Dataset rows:
|---|

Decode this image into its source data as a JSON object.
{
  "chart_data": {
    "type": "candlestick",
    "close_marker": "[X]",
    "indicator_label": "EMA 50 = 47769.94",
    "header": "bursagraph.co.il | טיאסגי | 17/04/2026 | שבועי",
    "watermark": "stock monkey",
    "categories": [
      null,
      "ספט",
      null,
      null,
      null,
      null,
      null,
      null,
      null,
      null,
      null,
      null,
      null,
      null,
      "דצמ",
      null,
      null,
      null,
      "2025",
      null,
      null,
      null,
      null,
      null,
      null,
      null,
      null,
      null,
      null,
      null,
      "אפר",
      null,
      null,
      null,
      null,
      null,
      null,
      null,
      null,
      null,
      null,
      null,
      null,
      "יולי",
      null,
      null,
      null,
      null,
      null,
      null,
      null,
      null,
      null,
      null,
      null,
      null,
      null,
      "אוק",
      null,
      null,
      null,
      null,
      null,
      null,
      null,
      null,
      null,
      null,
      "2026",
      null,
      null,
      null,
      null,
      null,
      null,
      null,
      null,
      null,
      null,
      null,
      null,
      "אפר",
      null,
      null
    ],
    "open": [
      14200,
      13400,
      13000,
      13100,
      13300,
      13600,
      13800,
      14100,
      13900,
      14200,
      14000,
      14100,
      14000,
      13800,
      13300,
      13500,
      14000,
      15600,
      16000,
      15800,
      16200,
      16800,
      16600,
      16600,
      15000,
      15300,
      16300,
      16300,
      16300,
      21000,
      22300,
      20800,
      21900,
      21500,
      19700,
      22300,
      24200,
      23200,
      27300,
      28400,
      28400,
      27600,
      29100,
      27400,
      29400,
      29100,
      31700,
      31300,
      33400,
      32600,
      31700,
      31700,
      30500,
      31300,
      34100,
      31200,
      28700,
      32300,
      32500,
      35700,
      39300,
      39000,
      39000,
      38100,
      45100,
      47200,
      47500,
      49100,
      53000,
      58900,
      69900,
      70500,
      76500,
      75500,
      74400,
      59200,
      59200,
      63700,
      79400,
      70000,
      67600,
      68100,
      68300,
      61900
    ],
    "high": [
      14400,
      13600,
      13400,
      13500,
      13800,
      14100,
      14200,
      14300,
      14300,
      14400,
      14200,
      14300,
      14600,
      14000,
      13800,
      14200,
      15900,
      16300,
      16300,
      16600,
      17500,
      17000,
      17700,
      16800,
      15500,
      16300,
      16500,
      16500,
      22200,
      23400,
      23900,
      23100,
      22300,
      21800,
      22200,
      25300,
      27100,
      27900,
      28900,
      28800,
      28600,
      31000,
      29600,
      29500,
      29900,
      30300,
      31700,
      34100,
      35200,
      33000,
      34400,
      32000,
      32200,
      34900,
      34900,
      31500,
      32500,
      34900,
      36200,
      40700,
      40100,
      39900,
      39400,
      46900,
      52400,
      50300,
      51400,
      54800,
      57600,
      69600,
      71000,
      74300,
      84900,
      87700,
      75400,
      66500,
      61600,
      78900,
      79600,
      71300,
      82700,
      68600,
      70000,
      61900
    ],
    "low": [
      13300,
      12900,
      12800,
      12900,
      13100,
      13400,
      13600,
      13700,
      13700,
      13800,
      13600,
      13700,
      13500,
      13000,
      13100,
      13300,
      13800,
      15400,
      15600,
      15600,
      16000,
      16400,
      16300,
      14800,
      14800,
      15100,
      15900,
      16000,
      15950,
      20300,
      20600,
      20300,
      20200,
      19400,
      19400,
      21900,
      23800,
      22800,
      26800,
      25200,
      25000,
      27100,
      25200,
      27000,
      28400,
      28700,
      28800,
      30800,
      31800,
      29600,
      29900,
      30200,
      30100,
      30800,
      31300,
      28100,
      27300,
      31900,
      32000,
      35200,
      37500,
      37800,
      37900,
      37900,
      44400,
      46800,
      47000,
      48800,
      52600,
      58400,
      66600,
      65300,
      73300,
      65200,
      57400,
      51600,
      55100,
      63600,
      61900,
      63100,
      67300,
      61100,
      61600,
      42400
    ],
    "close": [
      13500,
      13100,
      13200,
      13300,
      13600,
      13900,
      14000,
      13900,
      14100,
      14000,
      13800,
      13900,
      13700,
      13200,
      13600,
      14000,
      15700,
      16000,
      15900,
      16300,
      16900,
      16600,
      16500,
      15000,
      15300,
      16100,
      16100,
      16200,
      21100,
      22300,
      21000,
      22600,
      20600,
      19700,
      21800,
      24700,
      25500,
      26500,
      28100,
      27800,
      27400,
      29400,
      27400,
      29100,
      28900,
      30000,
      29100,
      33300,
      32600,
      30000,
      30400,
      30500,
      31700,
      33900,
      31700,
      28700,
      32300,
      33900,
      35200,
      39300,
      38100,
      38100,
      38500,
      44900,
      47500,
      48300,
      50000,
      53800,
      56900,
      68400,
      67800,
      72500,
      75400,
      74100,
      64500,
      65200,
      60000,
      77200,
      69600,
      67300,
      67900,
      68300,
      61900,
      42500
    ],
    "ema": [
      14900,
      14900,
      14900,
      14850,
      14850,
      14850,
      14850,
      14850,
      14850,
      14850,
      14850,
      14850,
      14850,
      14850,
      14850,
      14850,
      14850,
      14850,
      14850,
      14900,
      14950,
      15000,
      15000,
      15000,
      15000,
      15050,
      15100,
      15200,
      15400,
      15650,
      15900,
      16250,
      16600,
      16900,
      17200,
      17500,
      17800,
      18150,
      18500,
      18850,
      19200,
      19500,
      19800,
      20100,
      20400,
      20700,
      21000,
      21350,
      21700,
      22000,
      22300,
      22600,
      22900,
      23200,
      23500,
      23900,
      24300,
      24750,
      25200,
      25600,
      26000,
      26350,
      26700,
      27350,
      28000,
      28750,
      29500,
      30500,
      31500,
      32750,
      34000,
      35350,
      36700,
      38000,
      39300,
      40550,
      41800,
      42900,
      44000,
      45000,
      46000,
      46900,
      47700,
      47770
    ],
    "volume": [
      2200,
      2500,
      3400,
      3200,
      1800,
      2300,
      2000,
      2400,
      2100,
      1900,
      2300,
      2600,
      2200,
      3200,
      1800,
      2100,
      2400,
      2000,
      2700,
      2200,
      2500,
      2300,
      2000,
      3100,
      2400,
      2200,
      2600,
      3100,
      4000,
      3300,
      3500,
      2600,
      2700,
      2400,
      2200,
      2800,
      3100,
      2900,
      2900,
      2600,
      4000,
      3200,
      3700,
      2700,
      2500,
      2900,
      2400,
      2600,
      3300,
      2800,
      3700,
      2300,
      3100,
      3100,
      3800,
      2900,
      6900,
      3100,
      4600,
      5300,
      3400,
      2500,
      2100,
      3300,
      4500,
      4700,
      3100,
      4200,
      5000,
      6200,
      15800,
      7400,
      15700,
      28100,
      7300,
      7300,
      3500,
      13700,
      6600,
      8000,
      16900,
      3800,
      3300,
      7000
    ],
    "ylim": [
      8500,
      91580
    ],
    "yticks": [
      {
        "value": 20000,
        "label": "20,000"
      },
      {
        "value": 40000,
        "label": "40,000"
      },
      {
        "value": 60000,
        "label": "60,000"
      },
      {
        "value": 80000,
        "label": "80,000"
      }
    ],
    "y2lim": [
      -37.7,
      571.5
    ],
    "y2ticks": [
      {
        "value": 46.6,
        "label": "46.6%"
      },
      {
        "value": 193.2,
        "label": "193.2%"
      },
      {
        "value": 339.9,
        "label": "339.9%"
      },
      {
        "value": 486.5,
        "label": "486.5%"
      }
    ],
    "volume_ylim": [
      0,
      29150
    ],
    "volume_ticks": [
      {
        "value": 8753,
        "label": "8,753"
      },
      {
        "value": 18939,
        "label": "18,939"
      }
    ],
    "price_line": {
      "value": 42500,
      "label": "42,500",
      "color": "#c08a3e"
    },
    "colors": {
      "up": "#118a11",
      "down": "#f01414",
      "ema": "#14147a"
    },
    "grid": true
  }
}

|---|

» Required task
Copy out every line where the word "value" occurs.

» Task output
        "value": 20000,
        "value": 40000,
        "value": 60000,
        "value": 80000,
        "value": 46.6,
        "value": 193.2,
        "value": 339.9,
        "value": 486.5,
        "value": 8753,
        "value": 18939,
      "value": 42500,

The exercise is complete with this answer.